╭─ EXERCISE INPUTS

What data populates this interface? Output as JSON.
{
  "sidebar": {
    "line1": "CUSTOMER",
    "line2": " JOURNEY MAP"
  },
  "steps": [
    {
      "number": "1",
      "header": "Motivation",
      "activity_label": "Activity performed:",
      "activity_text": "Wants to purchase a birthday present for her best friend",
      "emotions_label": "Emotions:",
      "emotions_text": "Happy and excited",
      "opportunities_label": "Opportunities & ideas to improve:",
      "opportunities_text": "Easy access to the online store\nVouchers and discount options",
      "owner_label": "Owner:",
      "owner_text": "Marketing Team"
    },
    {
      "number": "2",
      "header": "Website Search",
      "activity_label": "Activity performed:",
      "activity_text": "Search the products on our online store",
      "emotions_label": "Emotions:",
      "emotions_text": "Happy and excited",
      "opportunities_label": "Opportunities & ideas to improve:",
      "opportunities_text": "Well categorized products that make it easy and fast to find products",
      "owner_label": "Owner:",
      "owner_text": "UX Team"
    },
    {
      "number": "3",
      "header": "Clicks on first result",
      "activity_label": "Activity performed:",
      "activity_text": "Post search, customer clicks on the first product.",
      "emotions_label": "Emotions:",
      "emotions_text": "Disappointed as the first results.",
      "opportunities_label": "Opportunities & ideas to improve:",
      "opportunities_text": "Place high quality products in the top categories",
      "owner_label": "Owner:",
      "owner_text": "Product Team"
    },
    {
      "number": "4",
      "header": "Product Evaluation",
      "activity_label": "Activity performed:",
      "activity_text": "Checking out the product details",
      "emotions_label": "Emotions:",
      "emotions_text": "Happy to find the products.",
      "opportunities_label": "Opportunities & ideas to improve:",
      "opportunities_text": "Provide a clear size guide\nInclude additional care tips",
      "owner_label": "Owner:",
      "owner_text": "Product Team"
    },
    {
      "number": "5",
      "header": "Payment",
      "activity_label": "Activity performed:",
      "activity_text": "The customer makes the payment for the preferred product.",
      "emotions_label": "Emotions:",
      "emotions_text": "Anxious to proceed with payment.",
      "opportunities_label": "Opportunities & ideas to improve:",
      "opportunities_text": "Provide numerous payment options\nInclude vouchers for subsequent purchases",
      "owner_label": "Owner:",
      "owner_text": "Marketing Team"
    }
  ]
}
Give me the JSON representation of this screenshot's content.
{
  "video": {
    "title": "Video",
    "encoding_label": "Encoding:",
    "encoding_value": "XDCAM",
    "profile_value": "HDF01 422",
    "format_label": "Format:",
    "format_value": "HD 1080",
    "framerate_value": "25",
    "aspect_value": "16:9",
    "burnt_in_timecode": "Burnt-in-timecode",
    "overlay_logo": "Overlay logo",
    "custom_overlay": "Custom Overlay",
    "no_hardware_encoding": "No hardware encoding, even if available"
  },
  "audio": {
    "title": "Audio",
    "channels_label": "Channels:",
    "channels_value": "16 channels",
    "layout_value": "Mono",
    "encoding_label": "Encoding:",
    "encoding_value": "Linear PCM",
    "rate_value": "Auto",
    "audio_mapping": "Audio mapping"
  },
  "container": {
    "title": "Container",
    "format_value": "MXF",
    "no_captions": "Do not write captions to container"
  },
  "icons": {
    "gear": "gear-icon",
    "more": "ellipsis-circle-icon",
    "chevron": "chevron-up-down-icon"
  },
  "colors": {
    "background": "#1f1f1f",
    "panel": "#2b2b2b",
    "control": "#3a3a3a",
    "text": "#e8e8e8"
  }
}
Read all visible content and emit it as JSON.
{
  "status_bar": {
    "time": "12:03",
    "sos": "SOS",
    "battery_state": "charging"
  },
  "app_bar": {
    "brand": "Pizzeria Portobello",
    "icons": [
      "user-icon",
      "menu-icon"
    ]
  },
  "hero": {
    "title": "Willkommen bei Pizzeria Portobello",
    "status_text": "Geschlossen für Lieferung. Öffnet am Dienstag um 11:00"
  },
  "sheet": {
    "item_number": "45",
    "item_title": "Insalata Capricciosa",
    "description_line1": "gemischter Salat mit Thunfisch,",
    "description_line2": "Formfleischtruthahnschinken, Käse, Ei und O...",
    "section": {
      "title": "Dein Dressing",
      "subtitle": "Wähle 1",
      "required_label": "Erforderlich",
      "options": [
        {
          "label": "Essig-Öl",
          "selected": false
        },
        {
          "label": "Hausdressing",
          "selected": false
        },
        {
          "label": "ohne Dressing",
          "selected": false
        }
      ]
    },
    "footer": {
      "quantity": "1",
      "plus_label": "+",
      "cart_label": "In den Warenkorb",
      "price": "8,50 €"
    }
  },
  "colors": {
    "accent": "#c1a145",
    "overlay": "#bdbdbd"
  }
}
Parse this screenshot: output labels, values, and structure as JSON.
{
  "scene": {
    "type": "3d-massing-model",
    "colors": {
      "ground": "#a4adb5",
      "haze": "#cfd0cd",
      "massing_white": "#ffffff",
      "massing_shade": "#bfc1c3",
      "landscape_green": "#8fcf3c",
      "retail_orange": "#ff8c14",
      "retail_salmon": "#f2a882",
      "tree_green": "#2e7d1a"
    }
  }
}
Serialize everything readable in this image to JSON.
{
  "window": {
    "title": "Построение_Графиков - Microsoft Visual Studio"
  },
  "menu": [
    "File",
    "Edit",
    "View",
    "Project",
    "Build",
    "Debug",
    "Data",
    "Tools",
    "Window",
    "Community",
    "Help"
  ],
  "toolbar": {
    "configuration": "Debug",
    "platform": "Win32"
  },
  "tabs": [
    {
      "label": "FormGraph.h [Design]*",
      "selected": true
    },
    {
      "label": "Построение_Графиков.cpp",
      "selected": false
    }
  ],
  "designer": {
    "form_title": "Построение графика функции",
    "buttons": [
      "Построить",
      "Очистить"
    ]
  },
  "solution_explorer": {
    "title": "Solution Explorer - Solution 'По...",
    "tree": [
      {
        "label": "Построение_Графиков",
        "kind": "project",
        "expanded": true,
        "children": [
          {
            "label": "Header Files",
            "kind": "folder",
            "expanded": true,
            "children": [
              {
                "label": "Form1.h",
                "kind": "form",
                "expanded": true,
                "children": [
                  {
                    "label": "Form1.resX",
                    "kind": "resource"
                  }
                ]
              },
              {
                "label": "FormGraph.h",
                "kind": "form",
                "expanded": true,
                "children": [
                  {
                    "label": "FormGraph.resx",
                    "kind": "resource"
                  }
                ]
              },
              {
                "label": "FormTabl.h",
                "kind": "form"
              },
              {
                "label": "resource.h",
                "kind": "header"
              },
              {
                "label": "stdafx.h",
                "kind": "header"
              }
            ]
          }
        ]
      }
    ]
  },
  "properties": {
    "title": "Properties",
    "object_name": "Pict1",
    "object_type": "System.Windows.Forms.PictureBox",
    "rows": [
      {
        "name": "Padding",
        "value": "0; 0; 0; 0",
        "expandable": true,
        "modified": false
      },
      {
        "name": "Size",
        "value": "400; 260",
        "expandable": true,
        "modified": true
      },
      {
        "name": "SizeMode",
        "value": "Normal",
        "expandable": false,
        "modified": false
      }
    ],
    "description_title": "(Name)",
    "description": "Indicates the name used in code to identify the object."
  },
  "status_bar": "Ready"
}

╰─

• [PROBLEM TO WORK ON]: Please quote every record above exactly as it appears.

• [RESULT OF THIS TASK]:
What data populates this interface? Output as JSON.
{
  "sidebar": {
    "line1": "CUSTOMER",
    "line2": " JOURNEY MAP"
  },
  "steps": [
    {
      "number": "1",
      "header": "Motivation",
      "activity_label": "Activity performed:",
      "activity_text": "Wants to purchase a birthday present for her best friend",
      "emotions_label": "Emotions:",
      "emotions_text": "Happy and excited",
      "opportunities_label": "Opportunities & ideas to improve:",
      "opportunities_text": "Easy access to the online store\nVouchers and discount options",
      "owner_label": "Owner:",
      "owner_text": "Marketing Team"
    },
    {
      "number": "2",
      "header": "Website Search",
      "activity_label": "Activity performed:",
      "activity_text": "Search the products on our online store",
      "emotions_label": "Emotions:",
      "emotions_text": "Happy and excited",
      "opportunities_label": "Opportunities & ideas to improve:",
      "opportunities_text": "Well categorized products that make it easy and fast to find products",
      "owner_label": "Owner:",
      "owner_text": "UX Team"
    },
    {
      "number": "3",
      "header": "Clicks on first result",
      "activity_label": "Activity performed:",
      "activity_text": "Post search, customer clicks on the first product.",
      "emotions_label": "Emotions:",
      "emotions_text": "Disappointed as the first results.",
      "opportunities_label": "Opportunities & ideas to improve:",
      "opportunities_text": "Place high quality products in the top categories",
      "owner_label": "Owner:",
      "owner_text": "Product Team"
    },
    {
      "number": "4",
      "header": "Product Evaluation",
      "activity_label": "Activity performed:",
      "activity_text": "Checking out the product details",
      "emotions_label": "Emotions:",
      "emotions_text": "Happy to find the products.",
      "opportunities_label": "Opportunities & ideas to improve:",
      "opportunities_text": "Provide a clear size guide\nInclude additional care tips",
      "owner_label": "Owner:",
      "owner_text": "Product Team"
    },
    {
      "number": "5",
      "header": "Payment",
      "activity_label": "Activity performed:",
      "activity_text": "The customer makes the payment for the preferred product.",
      "emotions_label": "Emotions:",
      "emotions_text": "Anxious to proceed with payment.",
      "opportunities_label": "Opportunities & ideas to improve:",
      "opportunities_text": "Provide numerous payment options\nInclude vouchers for subsequent purchases",
      "owner_label": "Owner:",
      "owner_text": "Marketing Team"
    }
  ]
}
Give me the JSON representation of this screenshot's content.
{
  "video": {
    "title": "Video",
    "encoding_label": "Encoding:",
    "encoding_value": "XDCAM",
    "profile_value": "HDF01 422",
    "format_label": "Format:",
    "format_value": "HD 1080",
    "framerate_value": "25",
    "aspect_value": "16:9",
    "burnt_in_timecode": "Burnt-in-timecode",
    "overlay_logo": "Overlay logo",
    "custom_overlay": "Custom Overlay",
    "no_hardware_encoding": "No hardware encoding, even if available"
  },
  "audio": {
    "title": "Audio",
    "channels_label": "Channels:",
    "channels_value": "16 channels",
    "layout_value": "Mono",
    "encoding_label": "Encoding:",
    "encoding_value": "Linear PCM",
    "rate_value": "Auto",
    "audio_mapping": "Audio mapping"
  },
  "container": {
    "title": "Container",
    "format_value": "MXF",
    "no_captions": "Do not write captions to container"
  },
  "icons": {
    "gear": "gear-icon",
    "more": "ellipsis-circle-icon",
    "chevron": "chevron-up-down-icon"
  },
  "colors": {
    "background": "#1f1f1f",
    "panel": "#2b2b2b",
    "control": "#3a3a3a",
    "text": "#e8e8e8"
  }
}
Read all visible content and emit it as JSON.
{
  "status_bar": {
    "time": "12:03",
    "sos": "SOS",
    "battery_state": "charging"
  },
  "app_bar": {
    "brand": "Pizzeria Portobello",
    "icons": [
      "user-icon",
      "menu-icon"
    ]
  },
  "hero": {
    "title": "Willkommen bei Pizzeria Portobello",
    "status_text": "Geschlossen für Lieferung. Öffnet am Dienstag um 11:00"
  },
  "sheet": {
    "item_number": "45",
    "item_title": "Insalata Capricciosa",
    "description_line1": "gemischter Salat mit Thunfisch,",
    "description_line2": "Formfleischtruthahnschinken, Käse, Ei und O...",
    "section": {
      "title": "Dein Dressing",
      "subtitle": "Wähle 1",
      "required_label": "Erforderlich",
      "options": [
        {
          "label": "Essig-Öl",
          "selected": false
        },
        {
          "label": "Hausdressing",
          "selected": false
        },
        {
          "label": "ohne Dressing",
          "selected": false
        }
      ]
    },
    "footer": {
      "quantity": "1",
      "plus_label": "+",
      "cart_label": "In den Warenkorb",
      "price": "8,50 €"
    }
  },
  "colors": {
    "accent": "#c1a145",
    "overlay": "#bdbdbd"
  }
}
Parse this screenshot: output labels, values, and structure as JSON.
{
  "scene": {
    "type": "3d-massing-model",
    "colors": {
      "ground": "#a4adb5",
      "haze": "#cfd0cd",
      "massing_white": "#ffffff",
      "massing_shade": "#bfc1c3",
      "landscape_green": "#8fcf3c",
      "retail_orange": "#ff8c14",
      "retail_salmon": "#f2a882",
      "tree_green": "#2e7d1a"
    }
  }
}
Serialize everything readable in this image to JSON.
{
  "window": {
    "title": "Построение_Графиков - Microsoft Visual Studio"
  },
  "menu": [
    "File",
    "Edit",
    "View",
    "Project",
    "Build",
    "Debug",
    "Data",
    "Tools",
    "Window",
    "Community",
    "Help"
  ],
  "toolbar": {
    "configuration": "Debug",
    "platform": "Win32"
  },
  "tabs": [
    {
      "label": "FormGraph.h [Design]*",
      "selected": true
    },
    {
      "label": "Построение_Графиков.cpp",
      "selected": false
    }
  ],
  "designer": {
    "form_title": "Построение графика функции",
    "buttons": [
      "Построить",
      "Очистить"
    ]
  },
  "solution_explorer": {
    "title": "Solution Explorer - Solution 'По...",
    "tree": [
      {
        "label": "Построение_Графиков",
        "kind": "project",
        "expanded": true,
        "children": [
          {
            "label": "Header Files",
            "kind": "folder",
            "expanded": true,
            "children": [
              {
                "label": "Form1.h",
                "kind": "form",
                "expanded": true,
                "children": [
                  {
                    "label": "Form1.resX",
                    "kind": "resource"
                  }
                ]
              },
              {
                "label": "FormGraph.h",
                "kind": "form",
                "expanded": true,
                "children": [
                  {
                    "label": "FormGraph.resx",
                    "kind": "resource"
                  }
                ]
              },
              {
                "label": "FormTabl.h",
                "kind": "form"
              },
              {
                "label": "resource.h",
                "kind": "header"
              },
              {
                "label": "stdafx.h",
                "kind": "header"
              }
            ]
          }
        ]
      }
    ]
  },
  "properties": {
    "title": "Properties",
    "object_name": "Pict1",
    "object_type": "System.Windows.Forms.PictureBox",
    "rows": [
      {
        "name": "Padding",
        "value": "0; 0; 0; 0",
        "expandable": true,
        "modified": false
      },
      {
        "name": "Size",
        "value": "400; 260",
        "expandable": true,
        "modified": true
      },
      {
        "name": "SizeMode",
        "value": "Normal",
        "expandable": false,
        "modified": false
      }
    ],
    "description_title": "(Name)",
    "description": "Indicates the name used in code to identify the object."
  },
  "status_bar": "Ready"
}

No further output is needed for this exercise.